- [Dataset items]
____________

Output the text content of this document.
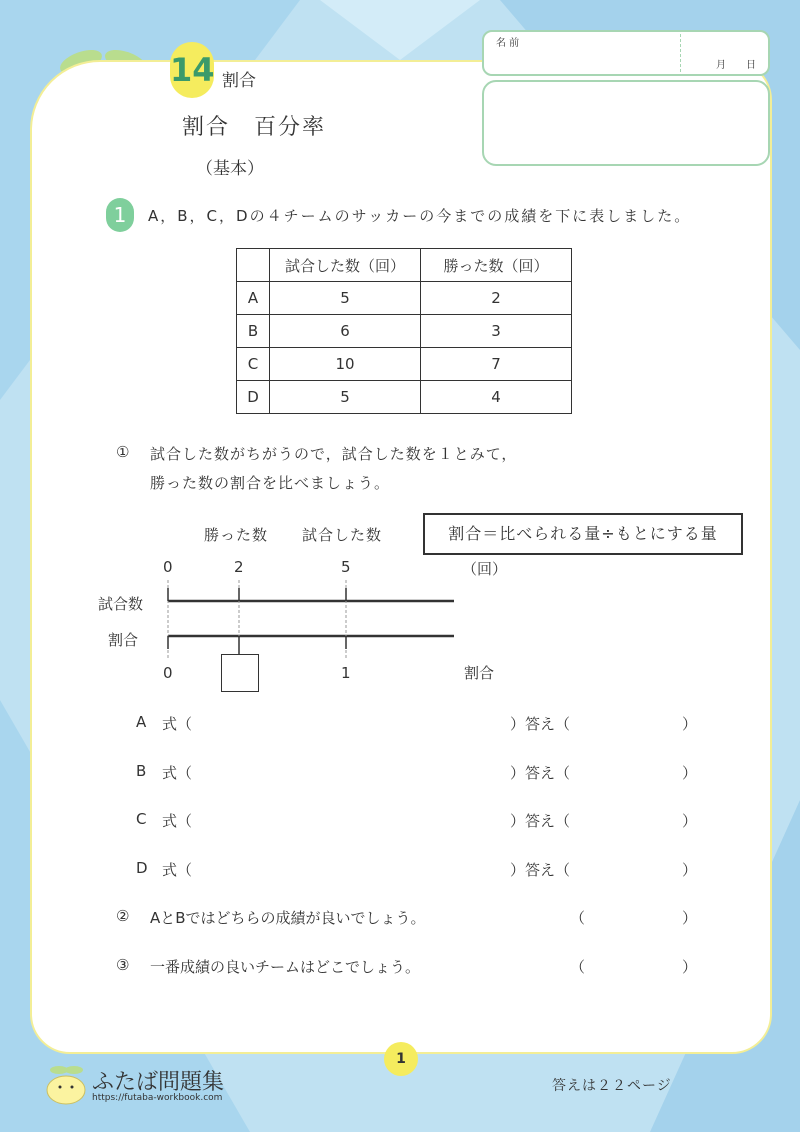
14 割合
割合　百分率
（基本）
名 前
月 日
1	A，B，C，Dの４チームのサッカーの今までの成績を下に表しました。
	試合した数（回）	勝った数（回）
A	5	2
B	6	3
C	10	7
D	5	4
① 試合した数がちがうので，試合した数を１とみて，
勝った数の割合を比べましょう。
勝った数 試合した数	割合＝比べられる量÷もとにする量
0	2	5	（回）
試合数
割合
0	1	割合
A 式（	）答え（	）
B 式（	）答え（	）
C 式（	）答え（	）
D 式（	）答え（	）
② AとBではどちらの成績が良いでしょう。	（	）
③ 一番成績の良いチームはどこでしょう。	（	）
1
ふたば問題集
https://futaba-workbook.com
答えは２２ページ
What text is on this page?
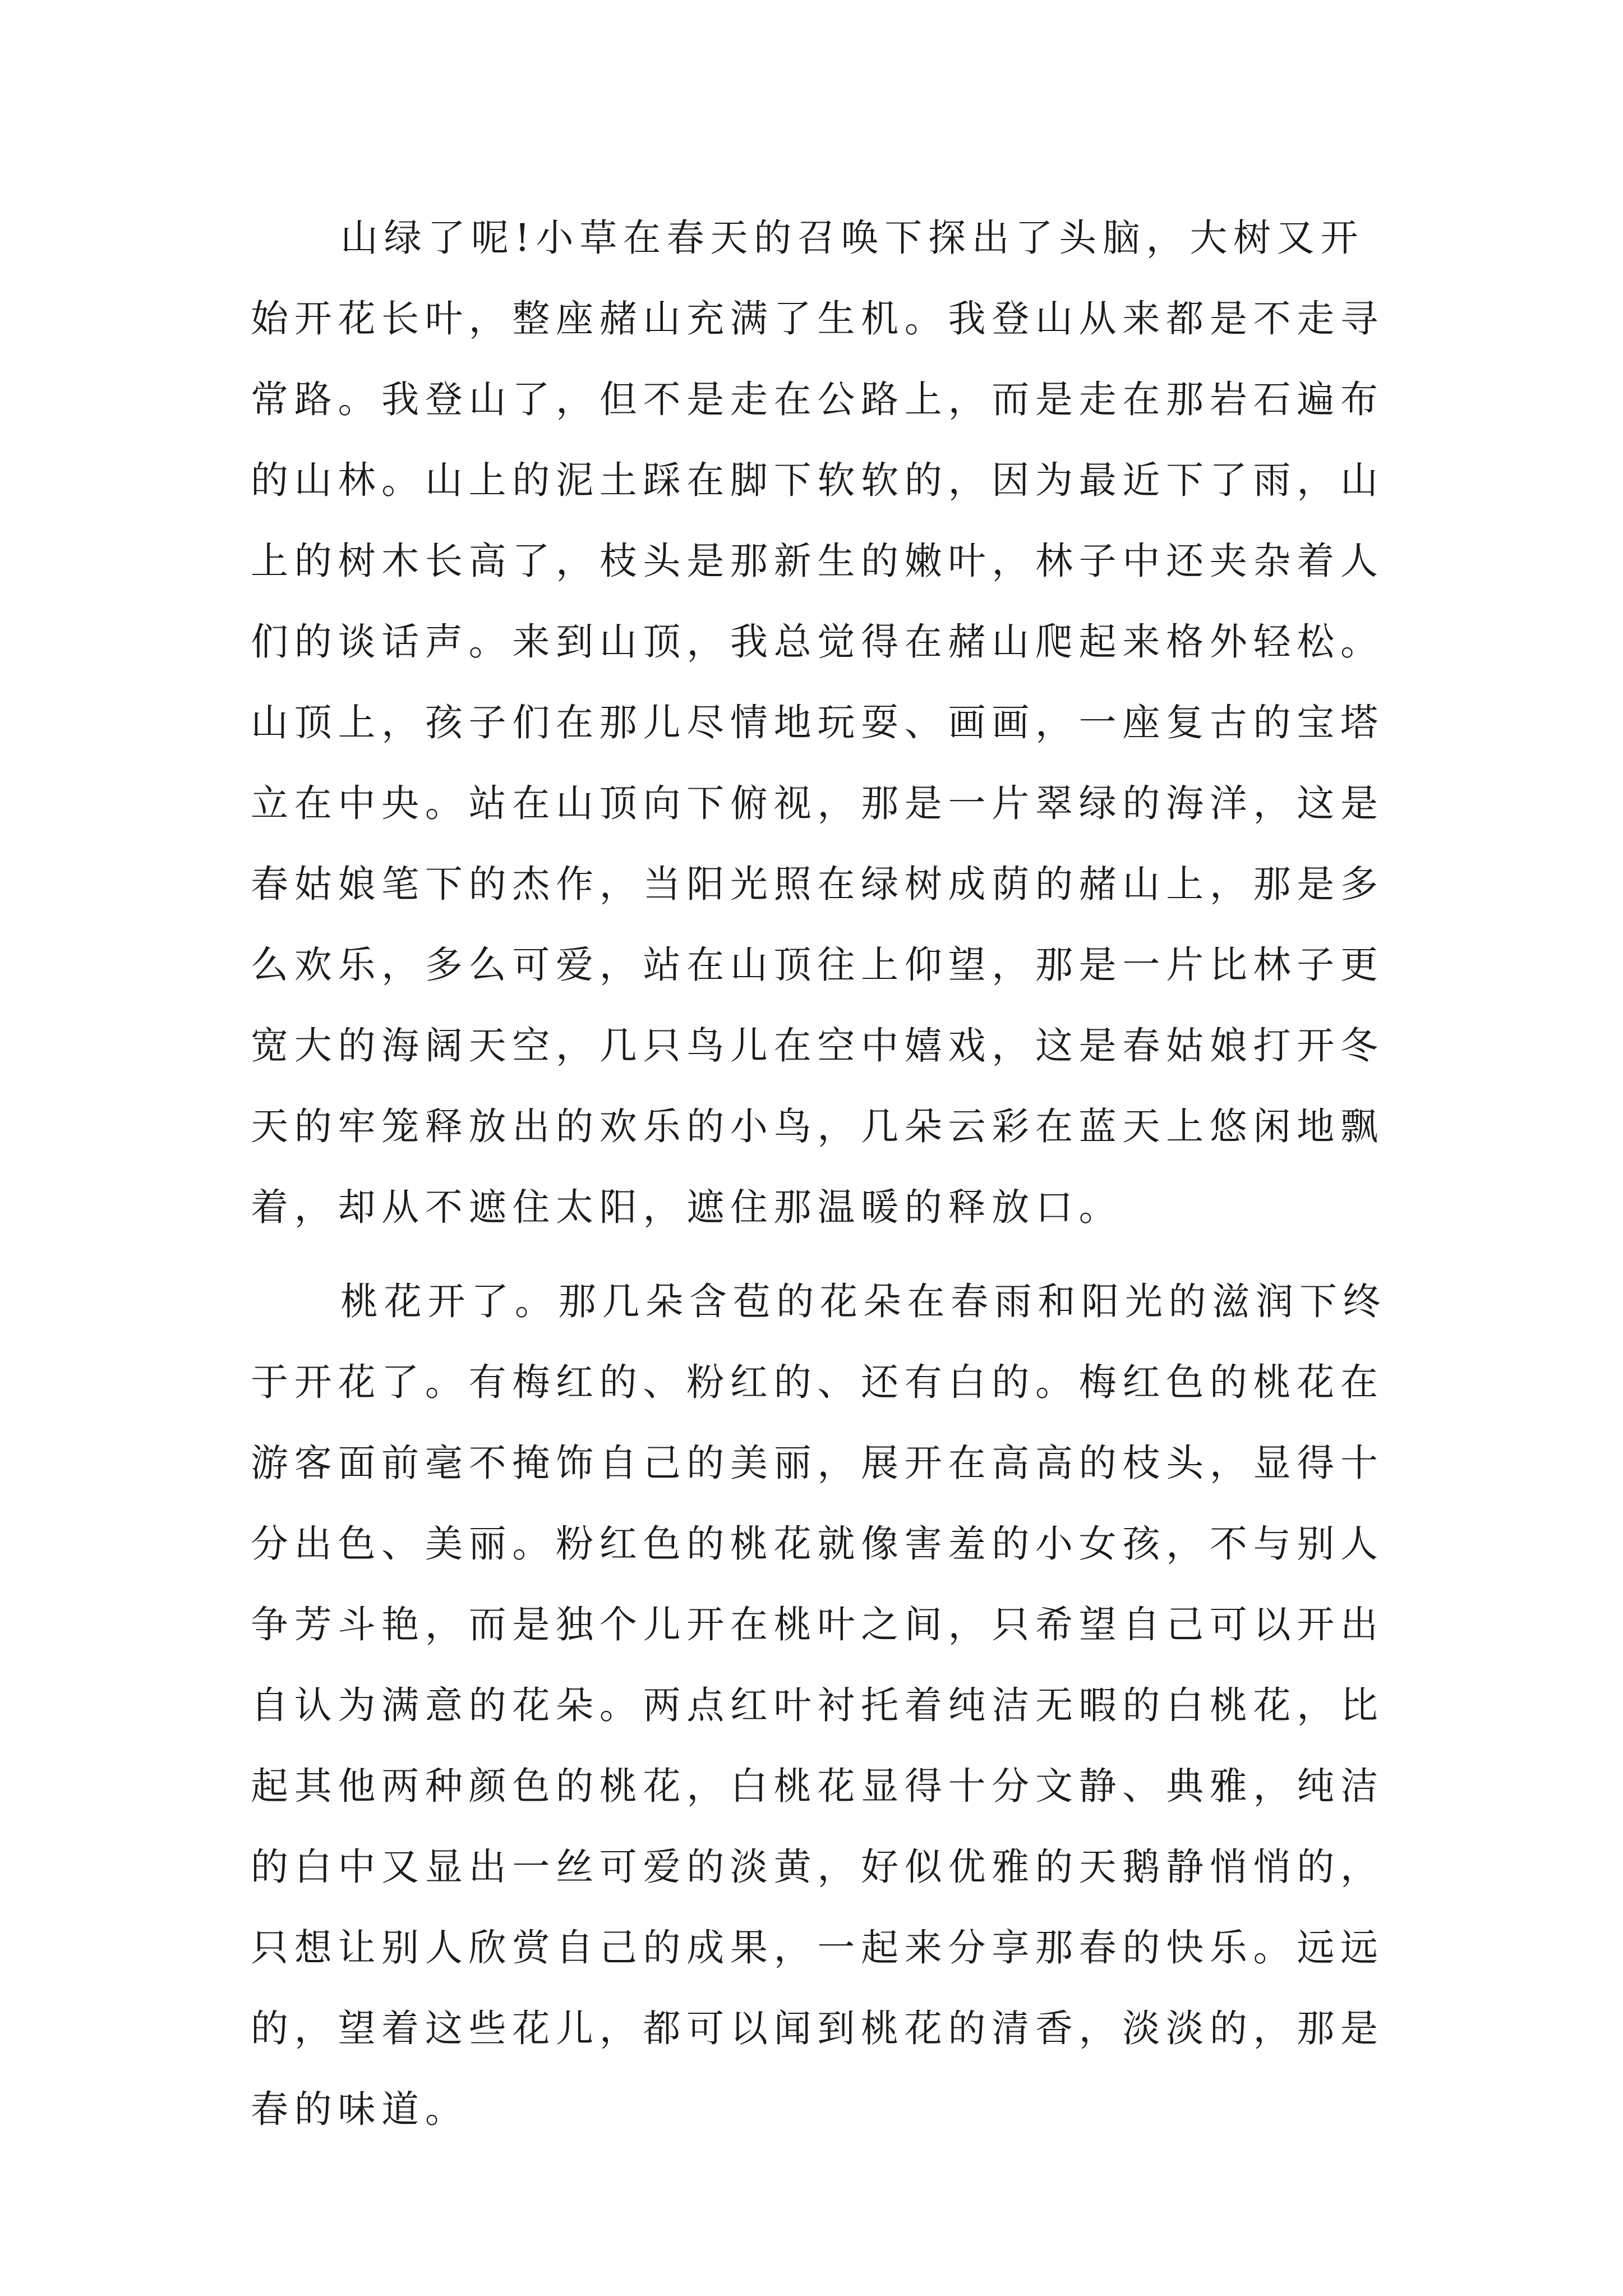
山绿了呢!小草在春天的召唤下探出了头脑，大树又开
始开花长叶，整座赭山充满了生机。我登山从来都是不走寻
常路。我登山了，但不是走在公路上，而是走在那岩石遍布
的山林。山上的泥土踩在脚下软软的，因为最近下了雨，山
上的树木长高了，枝头是那新生的嫩叶，林子中还夹杂着人
们的谈话声。来到山顶，我总觉得在赭山爬起来格外轻松。
山顶上，孩子们在那儿尽情地玩耍、画画，一座复古的宝塔
立在中央。站在山顶向下俯视，那是一片翠绿的海洋，这是
春姑娘笔下的杰作，当阳光照在绿树成荫的赭山上，那是多
么欢乐，多么可爱，站在山顶往上仰望，那是一片比林子更
宽大的海阔天空，几只鸟儿在空中嬉戏，这是春姑娘打开冬
天的牢笼释放出的欢乐的小鸟，几朵云彩在蓝天上悠闲地飘
着，却从不遮住太阳，遮住那温暖的释放口。
桃花开了。那几朵含苞的花朵在春雨和阳光的滋润下终
于开花了。有梅红的、粉红的、还有白的。梅红色的桃花在
游客面前毫不掩饰自己的美丽，展开在高高的枝头，显得十
分出色、美丽。粉红色的桃花就像害羞的小女孩，不与别人
争芳斗艳，而是独个儿开在桃叶之间，只希望自己可以开出
自认为满意的花朵。两点红叶衬托着纯洁无暇的白桃花，比
起其他两种颜色的桃花，白桃花显得十分文静、典雅，纯洁
的白中又显出一丝可爱的淡黄，好似优雅的天鹅静悄悄的，
只想让别人欣赏自己的成果，一起来分享那春的快乐。远远
的，望着这些花儿，都可以闻到桃花的清香，淡淡的，那是
春的味道。
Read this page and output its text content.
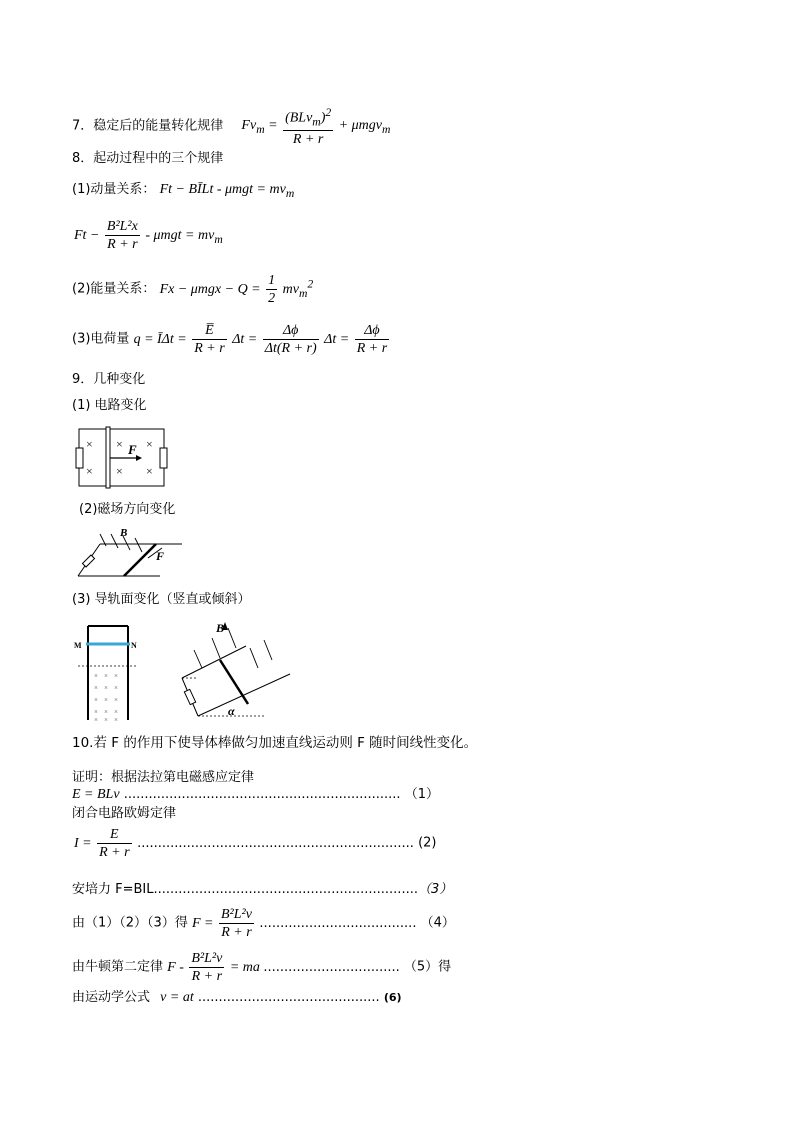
7．稳定后的能量转化规律 $Fv_m = \frac{(BLv_m)^2}{R + r} + \mu mgv_m$
8．起动过程中的三个规律
(1)动量关系： Ft − BĪLt - $\mu mgt = mv_m$
$Ft - \frac{\text{B²L²x}}{R + r} - \mu mgt = mv_m$
(2)能量关系： $Fx - \mu mgx - Q = \frac{1}{2} mv_m^2$
(3)电荷量 q = ĪΔt = $\frac{E̅}{R + r}$ $\Delta t = \frac{\Delta\phi}{\Delta t(R + r)}$ $\Delta t = \frac{\Delta\phi}{R + r}$
9．几种变化
(1) 电路变化
×
×
×
×
×
×
F
(2)磁场方向变化
B
F
(3) 导轨面变化（竖直或倾斜）
M	N
× × ×
× × ×
× × ×
× × ×
× × ×
B
α
10.若 F 的作用下使导体棒做匀加速直线运动则 F 随时间线性变化。
证明：根据法拉第电磁感应定律
E = BLv ................................................................... （1）
闭合电路欧姆定律
$I = \frac{E}{R + r}$ ................................................................... (2)
安培力 F=BIL................................................................（3）
由（1）（2）（3）得 $F = \frac{\text{B²L²v}}{R + r}$ ...................................... （4）
由牛顿第二定律 F - $\frac{\text{B²L²v}}{R + r}$ = ma ................................. （5）得
由运动学公式 v = at ............................................ (6)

____________

- [Task statement] Lines holding the word "page" in the entries above are the ones to pull out. Copy them all.

- [Answer to the task]
What text is on this page?
Read this page and output its text content.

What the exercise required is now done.